What is the number of lines in these entries that include "Kurniawan"? Write that number and no other text.
* START Available records *
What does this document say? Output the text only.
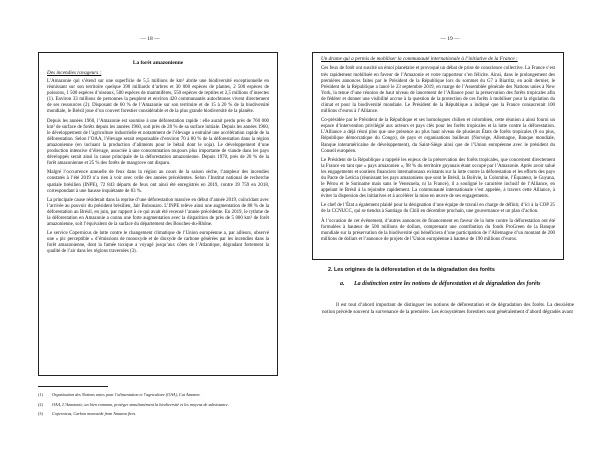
— 18 —
La forêt amazonienne
Des incendies ravageurs :

L’Amazonie qui s’étend sur une superficie de 5,5 millions de km² abrite une biodiversité exceptionnelle en réunissant sur son territoire quelque 390 milliards d’arbres et 30 000 espèces de plantes, 2 500 espèces de poissons, 1 500 espèces d’oiseaux, 500 espèces de mammifères, 550 espèces de reptiles et 2,5 millions d’insectes (1). Environ 33 millions de personnes la peuplent et environ 420 communautés autochtones vivent directement de ses ressources (2). Disposant de 60 % de l’Amazonie sur son territoire et de 15 à 20 % de la biodiversité mondiale, le Brésil joue d’un couvert forestier considérable et de la plus grande biodiversité de la planète.

Depuis les années 1960, l’Amazonie est soumise à une déforestation rapide : elle aurait perdu près de 760 000 km² de surface de forêts depuis les années 1960, soit près de 20 % de sa surface initiale. Depuis les années 1960, le développement de l’agriculture industrielle et notamment de l’élevage a entraîné une accélération rapide de la déforestation. Selon l’OAA, l’élevage serait responsable d’environ 70 à 80 % de la déforestation dans la région amazonienne (en incluant la production d’aliments pour le bétail dont le soja). Le développement d’une production intensive d’élevage, associée à une consommation toujours plus importante de viande dans les pays développés serait ainsi la cause principale de la déforestation amazonienne. Depuis 1970, près de 20 % de la forêt amazonienne et 25 % des forêts de mangrove ont disparu.

Malgré l’occurrence annuelle de feux dans la région au cours de la saison sèche, l’ampleur des incendies constatés à l’été 2019 n’a rien à voir avec celle des années précédentes. Selon l’Institut national de recherche spatiale brésilien (INPE), 72 843 départs de feux ont ainsi été enregistrés en 2019, contre 39 759 en 2018, correspondant à une hausse inquiétante de 83 %.

La principale cause résiderait dans la reprise d’une déforestation massive en début d’année 2019, coïncidant avec l’arrivée au pouvoir du président brésilien, Jair Bolsonaro. L’INPE relève ainsi une augmentation de 88 % de la déforestation au Brésil, en juin, par rapport à ce qui avait été recensé l’année précédente. En 2019, le rythme de la déforestation en Amazonie a connu une forte augmentation avec la disparition de près de 5 000 km² de forêt amazonienne, soit l’équivalent de la surface du département des Bouches-du-Rhône.

Le service Copernicus de lutte contre le changement climatique de l’Union européenne a, par ailleurs, observé une « pic perceptible » d’émissions de monoxyde et de dioxyde de carbone générées par les incendies dans la forêt amazonienne, dont la fumée toxique a voyagé jusqu’aux côtes de l’Atlantique, dégradant fortement la qualité de l’air dans les régions traversées (3).

(1)	Organisation des Nations unies pour l’alimentation et l’agriculture (OAA), Cut Amazon.
(2)	OAA, L’Amazonie, un bien commun, protéger simultanément la biodiversité et les moyens de subsistance.
(3)	Copernicus, Carbon monoxide from Amazon fires.
— 19 —
Un drame qui a permis de mobiliser la communauté internationale à l’initiative de la France :

Ces feux de forêt ont suscité un émoi planétaire et provoqué un débat de prise de conscience collective. La France s’est très rapidement mobilisée en faveur de l’Amazonie et votre rapporteur s’en félicite. Ainsi, dans le prolongement des premières annonces faites par le Président de la République lors du sommet du G7 à Biarritz, en août dernier, le Président de la République a lancé le 23 septembre 2019, en marge de l’Assemblée générale des Nations unies à New York, la tenue d’une réunion de haut niveau de lancement de l’Alliance pour la préservation des forêts tropicales afin de fédérer et donner une visibilité accrue à la question de la protection de ces forêts à mobiliser pour la régulation du climat et pour la biodiversité mondiale. Le Président de la République a indiqué que la France consacrerait 100 millions d’euros à l’Alliance.

Co-présidée par le Président de la République et ses homologues chilien et colombien, cette réunion a ainsi fourni un espace d’intervention privilégié aux acteurs et pays clés pour les forêts tropicales et la lutte contre la déforestation. L’Alliance a déjà réuni plus que une présence au plus haut niveau de plusieurs États de forêts tropicales (8 ou plus, République démocratique du Congo), de pays et organisations bailleurs (Norvège, Allemagne, Banque mondiale, Banque interaméricaine de développement), du Saint-Siège ainsi que de l’Union européenne avec le président du Conseil européen.

Le Président de la République a rappelé les enjeux de la préservation des forêts tropicales, que concernent directement la France en tant que « pays amazonien », 98 % du territoire guyanais étant occupé par l’Amazonie. Après avoir salué les engagements et soutiens financiers internationaux existants sur la lutte contre la déforestation et les efforts des pays du Pacte de Leticia (réunissant les pays amazoniens que sont le Brésil, la Bolivie, la Colombie, l’Équateur, le Guyana, le Pérou et le Suriname mais sans le Venezuela, ni la France), il a souligné le caractère inclusif de l’Alliance, en appelant le Brésil à la rejoindre rapidement. La communauté internationale s’est appelée, à travers cette Alliance, à éviter la dispersion des initiatives et à accélérer la mise en œuvre de ses engagements.

Le chef de l’État a également plaidé pour la désignation d’une équipe de travail en charge de définir, d’ici à la COP 25 de la CCNUCC, qui se tiendra à Santiago du Chili en décembre prochain, une gouvernance et un plan d’action.

À l’occasion de cet événement, d’autres annonces de financement en faveur de la lutte contre la déforestation ont été formulées à hauteur de 500 millions de dollars, comprenant une contribution du fonds ProGreen de la Banque mondiale sur la préservation de la biodiversité qui bénéficiera d’une participation de l’Allemagne d’un montant de 200 millions de dollars et l’annonce de projets de l’Union européenne à hauteur de 190 millions d’euros.

2. Les origines de la déforestation et de la dégradation des forêts
a.	La distinction entre les notions de déforestation et de dégradation des forêts

Il est tout d’abord important de distinguer les notions de déforestation et de dégradation des forêts. La deuxième notion précède souvent la survenance de la première. Les écosystèmes forestiers sont généralement d’abord dégradés avant
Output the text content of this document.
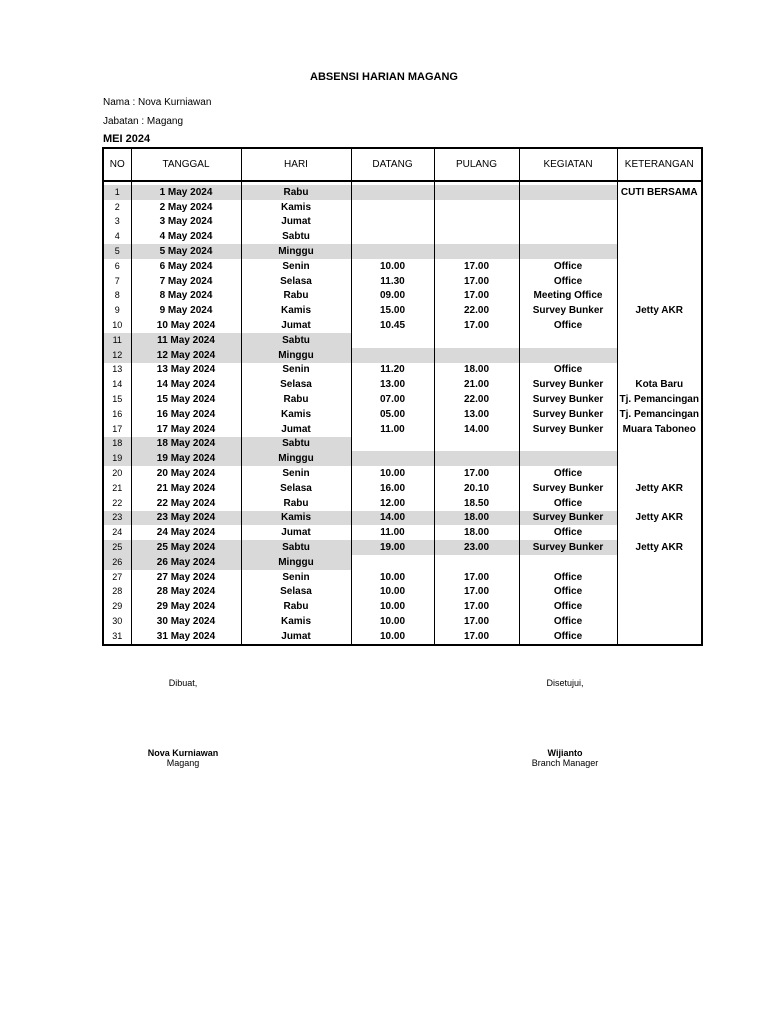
ABSENSI HARIAN MAGANG
Nama : Nova Kurniawan
Jabatan : Magang
MEI 2024
NO	TANGGAL	HARI	DATANG	PULANG	KEGIATAN	KETERANGAN

1	1 May 2024	Rabu				CUTI BERSAMA
2	2 May 2024	Kamis				
3	3 May 2024	Jumat				
4	4 May 2024	Sabtu				
5	5 May 2024	Minggu				
6	6 May 2024	Senin	10.00	17.00	Office	
7	7 May 2024	Selasa	11.30	17.00	Office	
8	8 May 2024	Rabu	09.00	17.00	Meeting Office	
9	9 May 2024	Kamis	15.00	22.00	Survey Bunker	Jetty AKR
10	10 May 2024	Jumat	10.45	17.00	Office	
11	11 May 2024	Sabtu				
12	12 May 2024	Minggu				
13	13 May 2024	Senin	11.20	18.00	Office	
14	14 May 2024	Selasa	13.00	21.00	Survey Bunker	Kota Baru
15	15 May 2024	Rabu	07.00	22.00	Survey Bunker	Tj. Pemancingan
16	16 May 2024	Kamis	05.00	13.00	Survey Bunker	Tj. Pemancingan
17	17 May 2024	Jumat	11.00	14.00	Survey Bunker	Muara Taboneo
18	18 May 2024	Sabtu				
19	19 May 2024	Minggu				
20	20 May 2024	Senin	10.00	17.00	Office	
21	21 May 2024	Selasa	16.00	20.10	Survey Bunker	Jetty AKR
22	22 May 2024	Rabu	12.00	18.50	Office	
23	23 May 2024	Kamis	14.00	18.00	Survey Bunker	Jetty AKR
24	24 May 2024	Jumat	11.00	18.00	Office	
25	25 May 2024	Sabtu	19.00	23.00	Survey Bunker	Jetty AKR
26	26 May 2024	Minggu				
27	27 May 2024	Senin	10.00	17.00	Office	
28	28 May 2024	Selasa	10.00	17.00	Office	
29	29 May 2024	Rabu	10.00	17.00	Office	
30	30 May 2024	Kamis	10.00	17.00	Office	
31	31 May 2024	Jumat	10.00	17.00	Office	
Dibuat,
Nova Kurniawan
Magang
Disetujui,
Wijianto
Branch Manager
* END Available records *
## The response
2